EXERCISES TO COMPLETE:
1. In the loan modification ruling, on what date did Citi determine that the plaintiffs were no longer eligible for a permanent modification?
2. For each statement, say whether the loan modification ruling agrees, and quote the words that decide it. (a) Citi refused the payment that arrived two days after the cancellation letter was mailed. (b) A permanent modification would have raised the plaintiffs' interest rate from 3% to 3.75%. (c) Under the TPP offer letter, the plaintiffs' eligibility depended on their loan's interest rate.
3. Write the next part of the loan modification ruling, picking up after its final sentence.

TEXT TO READ:
^^^^
Citi accepted plaintiffs’ three trial payments, even the payment received two days after the cancellation letter was mailed, and provided plaintiffs conflicting information about the documents required to proceed. Plaintiffs have therefore established genuine issues of material fact as to whether they submitted the required documents and whether Citi properly notified them that they failed to comply with the terms of the TPP.

Lastly, Citi argues that even if plaintiffs timely made the TPP payments and submitted the required documents, Citi determined on October 10, 2011 that they were no longer eligible for a permanent modification because a permanent modification would have increased their interest rate from 3% to 3.75%, which Citi contends is not allowed under HAMP. (Citi’s Mot. at 5, 7; Cohoon Decl. Ex. 3, Servicing Notes at 48-49, Ex. 4, Apr. 20, 2011 Letter from Citi.) According to the TPP offer letter, however, plaintiffs’ eligibility did not depend on the interest rate of their loan. This was not part of the contract Citi drafted and invited plaintiffs to accept, despite plaintiffs’ note making clear that the loan had an adjustable interest rate that would change on June 1, 2011, (Cohoon Decl. Ex. 1), and Citi’s knowledge that the rate would drop to 3% as early as April 20, 2011, when it sent plaintiffs a letter notifying them of the new interest rate, (id. Ex. 4). Accordingly, Citi cannot claim that plaintiffs were ineligible for a permanent modification because of an interest rate adjustment that Citi was aware of before it even mailed the TPP offer letter.
^^^^
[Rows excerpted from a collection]
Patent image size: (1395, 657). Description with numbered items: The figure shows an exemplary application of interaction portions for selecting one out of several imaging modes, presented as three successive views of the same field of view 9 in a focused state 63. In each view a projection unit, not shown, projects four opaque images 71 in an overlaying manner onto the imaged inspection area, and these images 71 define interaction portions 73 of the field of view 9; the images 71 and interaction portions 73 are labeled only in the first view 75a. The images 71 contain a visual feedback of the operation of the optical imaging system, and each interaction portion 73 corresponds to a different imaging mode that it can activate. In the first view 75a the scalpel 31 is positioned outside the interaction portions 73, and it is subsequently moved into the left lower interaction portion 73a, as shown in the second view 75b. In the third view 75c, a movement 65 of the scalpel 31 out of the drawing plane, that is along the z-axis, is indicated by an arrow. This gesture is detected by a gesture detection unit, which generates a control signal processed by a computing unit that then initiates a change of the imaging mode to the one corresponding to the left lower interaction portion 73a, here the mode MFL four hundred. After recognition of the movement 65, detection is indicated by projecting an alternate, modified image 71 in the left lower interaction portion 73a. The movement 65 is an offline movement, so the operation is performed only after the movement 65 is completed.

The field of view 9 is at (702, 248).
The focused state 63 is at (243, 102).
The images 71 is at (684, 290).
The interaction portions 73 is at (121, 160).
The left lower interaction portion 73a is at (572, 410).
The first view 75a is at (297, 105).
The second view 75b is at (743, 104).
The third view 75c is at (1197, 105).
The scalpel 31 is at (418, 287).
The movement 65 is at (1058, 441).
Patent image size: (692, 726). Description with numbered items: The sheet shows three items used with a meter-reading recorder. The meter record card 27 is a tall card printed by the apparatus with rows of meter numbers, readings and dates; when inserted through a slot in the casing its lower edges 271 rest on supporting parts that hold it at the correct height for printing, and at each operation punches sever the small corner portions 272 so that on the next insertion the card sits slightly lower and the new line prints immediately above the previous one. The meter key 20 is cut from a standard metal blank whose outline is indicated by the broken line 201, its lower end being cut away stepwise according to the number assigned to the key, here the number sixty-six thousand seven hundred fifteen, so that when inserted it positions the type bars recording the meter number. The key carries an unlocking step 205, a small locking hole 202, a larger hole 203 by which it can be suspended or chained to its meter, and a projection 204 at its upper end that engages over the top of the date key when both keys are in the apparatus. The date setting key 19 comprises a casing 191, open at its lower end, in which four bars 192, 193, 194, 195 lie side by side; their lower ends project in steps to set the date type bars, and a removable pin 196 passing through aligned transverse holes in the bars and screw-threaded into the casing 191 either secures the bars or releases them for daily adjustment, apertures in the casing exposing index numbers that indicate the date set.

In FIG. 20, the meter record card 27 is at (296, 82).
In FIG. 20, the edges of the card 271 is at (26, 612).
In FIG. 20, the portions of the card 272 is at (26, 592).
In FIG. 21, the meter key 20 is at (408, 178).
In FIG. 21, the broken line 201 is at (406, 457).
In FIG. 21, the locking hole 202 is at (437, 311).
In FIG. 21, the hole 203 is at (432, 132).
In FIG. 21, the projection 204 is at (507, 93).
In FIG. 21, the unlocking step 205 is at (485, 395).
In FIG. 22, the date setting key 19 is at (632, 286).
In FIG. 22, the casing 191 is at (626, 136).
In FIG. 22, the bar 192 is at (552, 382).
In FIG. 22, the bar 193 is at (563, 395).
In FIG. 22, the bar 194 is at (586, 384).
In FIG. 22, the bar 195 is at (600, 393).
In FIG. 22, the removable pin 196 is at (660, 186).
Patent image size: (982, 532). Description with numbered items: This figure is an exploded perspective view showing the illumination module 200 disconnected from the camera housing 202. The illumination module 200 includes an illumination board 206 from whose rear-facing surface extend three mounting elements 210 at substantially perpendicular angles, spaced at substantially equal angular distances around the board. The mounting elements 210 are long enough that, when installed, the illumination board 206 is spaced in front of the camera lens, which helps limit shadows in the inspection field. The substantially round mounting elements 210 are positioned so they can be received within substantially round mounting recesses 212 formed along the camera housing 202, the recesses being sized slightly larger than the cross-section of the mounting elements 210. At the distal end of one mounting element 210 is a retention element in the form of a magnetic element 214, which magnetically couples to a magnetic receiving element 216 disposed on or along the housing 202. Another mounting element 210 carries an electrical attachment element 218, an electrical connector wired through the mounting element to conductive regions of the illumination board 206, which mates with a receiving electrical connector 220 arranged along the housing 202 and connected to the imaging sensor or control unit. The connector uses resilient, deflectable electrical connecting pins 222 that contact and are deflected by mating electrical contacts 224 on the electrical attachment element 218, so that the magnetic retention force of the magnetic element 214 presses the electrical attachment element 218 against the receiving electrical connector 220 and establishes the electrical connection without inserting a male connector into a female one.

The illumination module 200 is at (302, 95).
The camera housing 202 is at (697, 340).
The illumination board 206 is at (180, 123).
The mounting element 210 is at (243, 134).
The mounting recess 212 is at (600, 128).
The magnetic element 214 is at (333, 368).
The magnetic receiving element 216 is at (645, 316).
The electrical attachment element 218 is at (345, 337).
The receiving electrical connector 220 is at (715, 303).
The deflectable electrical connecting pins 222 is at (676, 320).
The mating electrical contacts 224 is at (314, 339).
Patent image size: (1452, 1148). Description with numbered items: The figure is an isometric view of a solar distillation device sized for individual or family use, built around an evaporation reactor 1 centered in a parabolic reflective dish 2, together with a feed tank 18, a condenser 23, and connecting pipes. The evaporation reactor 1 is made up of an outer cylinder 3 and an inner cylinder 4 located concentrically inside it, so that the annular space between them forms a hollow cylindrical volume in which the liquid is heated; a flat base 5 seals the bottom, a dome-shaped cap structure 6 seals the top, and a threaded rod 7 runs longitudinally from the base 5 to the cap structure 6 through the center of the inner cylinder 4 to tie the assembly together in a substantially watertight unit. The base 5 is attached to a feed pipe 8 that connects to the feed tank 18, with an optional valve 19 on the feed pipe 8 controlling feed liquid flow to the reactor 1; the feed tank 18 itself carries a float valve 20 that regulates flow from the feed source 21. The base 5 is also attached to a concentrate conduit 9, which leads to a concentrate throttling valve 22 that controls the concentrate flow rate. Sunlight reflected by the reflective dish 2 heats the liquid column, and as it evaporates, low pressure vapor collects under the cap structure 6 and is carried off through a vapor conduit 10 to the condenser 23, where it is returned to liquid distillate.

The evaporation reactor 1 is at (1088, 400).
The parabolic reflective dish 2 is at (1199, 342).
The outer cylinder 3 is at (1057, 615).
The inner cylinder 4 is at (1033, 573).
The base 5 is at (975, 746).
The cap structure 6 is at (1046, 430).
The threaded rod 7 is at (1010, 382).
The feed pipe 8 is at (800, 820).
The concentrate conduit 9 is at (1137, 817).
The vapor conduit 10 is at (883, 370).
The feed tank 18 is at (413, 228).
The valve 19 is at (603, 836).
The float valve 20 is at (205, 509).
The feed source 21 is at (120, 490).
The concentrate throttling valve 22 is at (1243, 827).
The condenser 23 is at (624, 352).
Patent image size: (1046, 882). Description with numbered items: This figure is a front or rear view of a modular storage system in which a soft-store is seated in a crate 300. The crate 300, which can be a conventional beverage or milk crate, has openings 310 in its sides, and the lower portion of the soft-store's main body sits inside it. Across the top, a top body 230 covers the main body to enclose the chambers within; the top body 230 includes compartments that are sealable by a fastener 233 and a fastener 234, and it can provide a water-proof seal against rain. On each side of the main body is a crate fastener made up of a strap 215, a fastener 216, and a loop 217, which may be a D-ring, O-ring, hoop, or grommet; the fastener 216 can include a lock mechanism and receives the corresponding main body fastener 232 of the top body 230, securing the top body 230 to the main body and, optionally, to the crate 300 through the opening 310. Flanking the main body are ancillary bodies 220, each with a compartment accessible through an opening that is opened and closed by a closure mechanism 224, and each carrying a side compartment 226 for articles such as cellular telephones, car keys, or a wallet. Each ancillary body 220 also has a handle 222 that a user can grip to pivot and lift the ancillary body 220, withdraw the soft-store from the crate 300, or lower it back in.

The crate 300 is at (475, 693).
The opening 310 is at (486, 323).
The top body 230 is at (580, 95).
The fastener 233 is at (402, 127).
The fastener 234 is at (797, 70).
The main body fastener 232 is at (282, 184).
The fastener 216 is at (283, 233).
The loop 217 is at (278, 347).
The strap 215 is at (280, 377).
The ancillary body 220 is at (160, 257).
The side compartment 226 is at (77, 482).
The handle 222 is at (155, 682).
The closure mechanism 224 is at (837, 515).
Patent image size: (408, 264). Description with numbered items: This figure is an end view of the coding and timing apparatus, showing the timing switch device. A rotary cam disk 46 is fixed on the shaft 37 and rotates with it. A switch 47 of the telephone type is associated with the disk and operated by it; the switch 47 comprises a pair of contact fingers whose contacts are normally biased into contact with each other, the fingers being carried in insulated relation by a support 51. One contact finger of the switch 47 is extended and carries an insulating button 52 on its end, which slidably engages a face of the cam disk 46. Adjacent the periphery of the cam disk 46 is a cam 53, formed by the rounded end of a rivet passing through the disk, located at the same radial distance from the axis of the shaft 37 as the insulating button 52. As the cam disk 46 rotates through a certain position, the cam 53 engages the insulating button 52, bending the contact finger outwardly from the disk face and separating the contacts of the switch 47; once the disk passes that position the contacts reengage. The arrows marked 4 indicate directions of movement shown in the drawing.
^^^^
EXPECTED RESULTS:
1. October 10, 2011.

2.
(a) No: "Citi accepted plaintiffs’ three trial payments, even the payment received two days after the cancellation letter was mailed"
(b) Yes: "a permanent modification would have increased their interest rate from 3% to 3.75%"
(c) No: "plaintiffs’ eligibility did not depend on the interest rate of their loan"

3.
In addition, plaintiffs’ expert witness, Tara Twomey, explained that “there’s a provision in the . . . [HAMP] guidelines that requires . . . at least a one-eighth of a percent reduction in the interest rate” through a HAMP loan modification. (Hymanson Decl. Ex. A, Twomey Dep. at 72:16-21 (Docket No. 74-3).) Twomey stated, however, that “under the HAMP guidelines and under the Freddie Mac guidelines, when you have an adjustable rate loan,” if “the new interest rate, is not determined at the time the TPP underwriting is done, then the servicer assumes essentially a flat line, so the interest rate stays the same, and they can issue the TPP on that basis.” (Id. at 71:24-25, 72:1-11.) Twomey therefore believes that Citi offered plaintiffs a TPP based on their verified income and original interest rate of 6.625% and had no reason to conduct a “rereview at the end” of the trial period. (Id. at 74:9-25.)

This is corroborated by the United States Department of the Treasury’s Supplemental Directive 09-07, which provides that “[w]ith respect to adjustable rate loans where there is a rate reset scheduled within 120 days after the date of the evaluation. . . the monthly mortgage payment used to determine eligibility will be the greater of (i) the borrower’s current scheduled monthly mortgage payment or (ii) a fully amortizing monthly mortgage payment based on the note reset rate using the index value as of the date of the evaluation.”[2] (Pls.’ Req. for Judicial Notice (“RJN”) Ex. A (Docket No. 75-1).) Viewing the evidence in the light most favorable to the non-moving party, plaintiffs have established a genuine issue of fact as to whether they were eligible for a permanent HAMP modification despite Citi’s realization four months after offering plaintiffs a TPP that their interest rate would decrease to 3%.

For all the above reasons, the court will deny Citi’s motion for summary judgment on plaintiffs’ breach of contract and breach of good faith and fair dealing claims.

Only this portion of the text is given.